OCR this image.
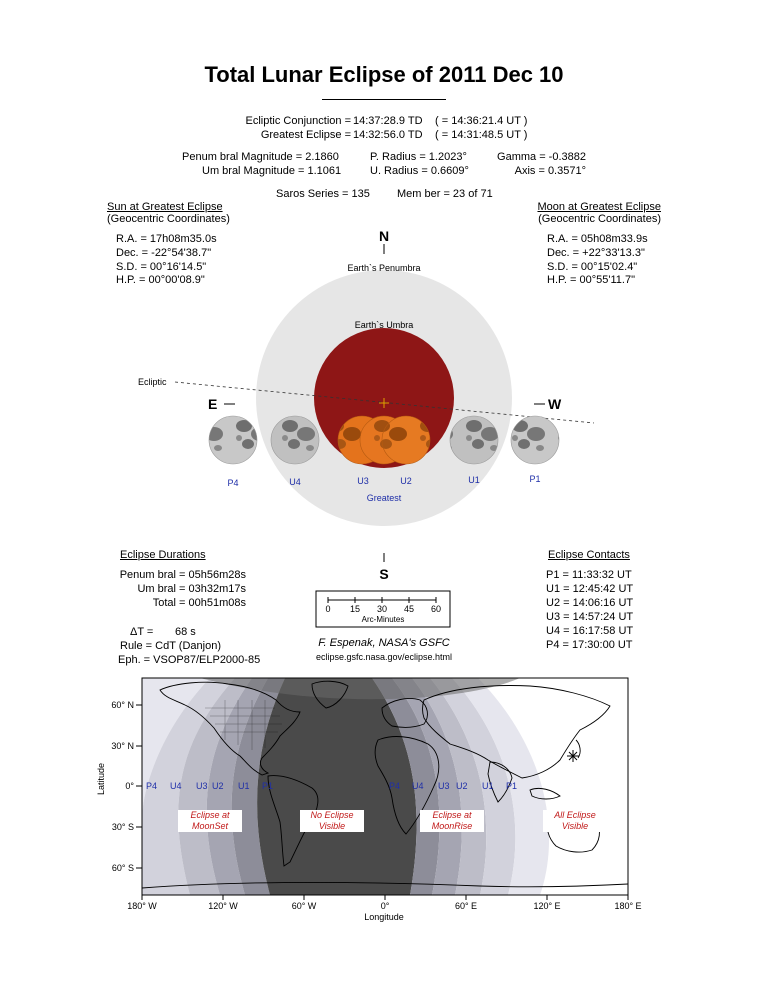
Total Lunar Eclipse of 2011 Dec 10
Ecliptic Conjunction = 14:37:28.9 TD ( = 14:36:21.4 UT )
Greatest Eclipse = 14:32:56.0 TD ( = 14:31:48.5 UT )
Penum bral Magnitude = 2.1860
Um bral Magnitude = 1.1061
P. Radius = 1.2023°
U. Radius = 0.6609°
Gamma = -0.3882
Axis = 0.3571°
Saros Series = 135 Mem ber = 23 of 71
Sun at Greatest Eclipse
(Geocentric Coordinates)
R.A. = 17h08m35.0s
Dec. = -22°54'38.7"
S.D. = 00°16'14.5"
H.P. = 00°00'08.9"
Moon at Greatest Eclipse
(Geocentric Coordinates)
R.A. = 05h08m33.9s
Dec. = +22°33'13.3"
S.D. = 00°15'02.4"
H.P. = 00°55'11.7"
N
S
E	W
Earth`s Penumbra
Earth`s Umbra
Ecliptic
P4	U4	U3	U2	U1	P1
Greatest
Eclipse Durations
Penum bral = 05h56m28s
Um bral = 03h32m17s
Total = 00h51m08s
ΔT = 68 s
Rule = CdT (Danjon)
Eph. = VSOP87/ELP2000-85
0	15	30	45	60
Arc-Minutes
F. Espenak, NASA's GSFC
eclipse.gsfc.nasa.gov/eclipse.html
Eclipse Contacts
P1 = 11:33:32 UT
U1 = 12:45:42 UT
U2 = 14:06:16 UT
U3 = 14:57:24 UT
U4 = 16:17:58 UT
P4 = 17:30:00 UT
60° N
30° N
0°
30° S
60° S
Latitude
180° W	120° W	60° W	0°	60° E	120° E	180° E
Longitude
P4 U4 U3 U2 U1 P1	P4 U4 U3 U2 U1 P1
Eclipse at
MoonSet
No Eclipse
Visible
Eclipse at
MoonRise
All Eclipse
Visible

- - - -

### SET TASK:
Filter the entries down to the lines with the word "Ecliptic" in them.

### WRITTEN ANSWER:
Ecliptic Conjunction = 14:37:28.9 TD ( = 14:36:21.4 UT )
Ecliptic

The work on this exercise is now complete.